-- Start RECORDS --

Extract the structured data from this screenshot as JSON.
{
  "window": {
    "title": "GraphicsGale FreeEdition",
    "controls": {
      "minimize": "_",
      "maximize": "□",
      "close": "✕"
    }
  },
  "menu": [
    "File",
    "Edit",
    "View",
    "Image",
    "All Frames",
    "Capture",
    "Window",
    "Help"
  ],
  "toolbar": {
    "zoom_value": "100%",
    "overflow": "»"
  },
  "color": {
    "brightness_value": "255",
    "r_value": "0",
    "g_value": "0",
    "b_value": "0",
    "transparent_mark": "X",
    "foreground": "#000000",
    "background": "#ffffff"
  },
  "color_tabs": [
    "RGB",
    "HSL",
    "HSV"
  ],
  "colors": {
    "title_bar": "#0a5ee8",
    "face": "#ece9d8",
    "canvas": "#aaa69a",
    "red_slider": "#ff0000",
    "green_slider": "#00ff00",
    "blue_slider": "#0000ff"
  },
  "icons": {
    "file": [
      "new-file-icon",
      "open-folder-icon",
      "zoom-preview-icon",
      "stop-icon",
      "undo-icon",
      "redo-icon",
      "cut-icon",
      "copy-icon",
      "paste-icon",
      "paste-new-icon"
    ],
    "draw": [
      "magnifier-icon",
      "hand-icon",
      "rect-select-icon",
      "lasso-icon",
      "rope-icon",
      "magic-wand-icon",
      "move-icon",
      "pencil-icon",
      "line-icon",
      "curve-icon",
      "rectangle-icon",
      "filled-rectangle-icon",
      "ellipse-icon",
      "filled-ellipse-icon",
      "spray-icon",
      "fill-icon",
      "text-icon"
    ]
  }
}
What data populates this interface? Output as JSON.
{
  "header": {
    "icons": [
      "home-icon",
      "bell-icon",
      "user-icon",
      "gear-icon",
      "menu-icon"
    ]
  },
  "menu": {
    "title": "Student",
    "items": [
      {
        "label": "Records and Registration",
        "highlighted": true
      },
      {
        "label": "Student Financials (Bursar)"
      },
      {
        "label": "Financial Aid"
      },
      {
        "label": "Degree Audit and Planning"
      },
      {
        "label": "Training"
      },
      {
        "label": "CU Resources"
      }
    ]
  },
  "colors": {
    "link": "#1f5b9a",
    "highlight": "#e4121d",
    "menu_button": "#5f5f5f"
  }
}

-- End RECORDS --

#### SET TASK:
Which lines hold the string "filled"? List them all.

#### FINISHED TASK:
      "filled-rectangle-icon",
      "filled-ellipse-icon",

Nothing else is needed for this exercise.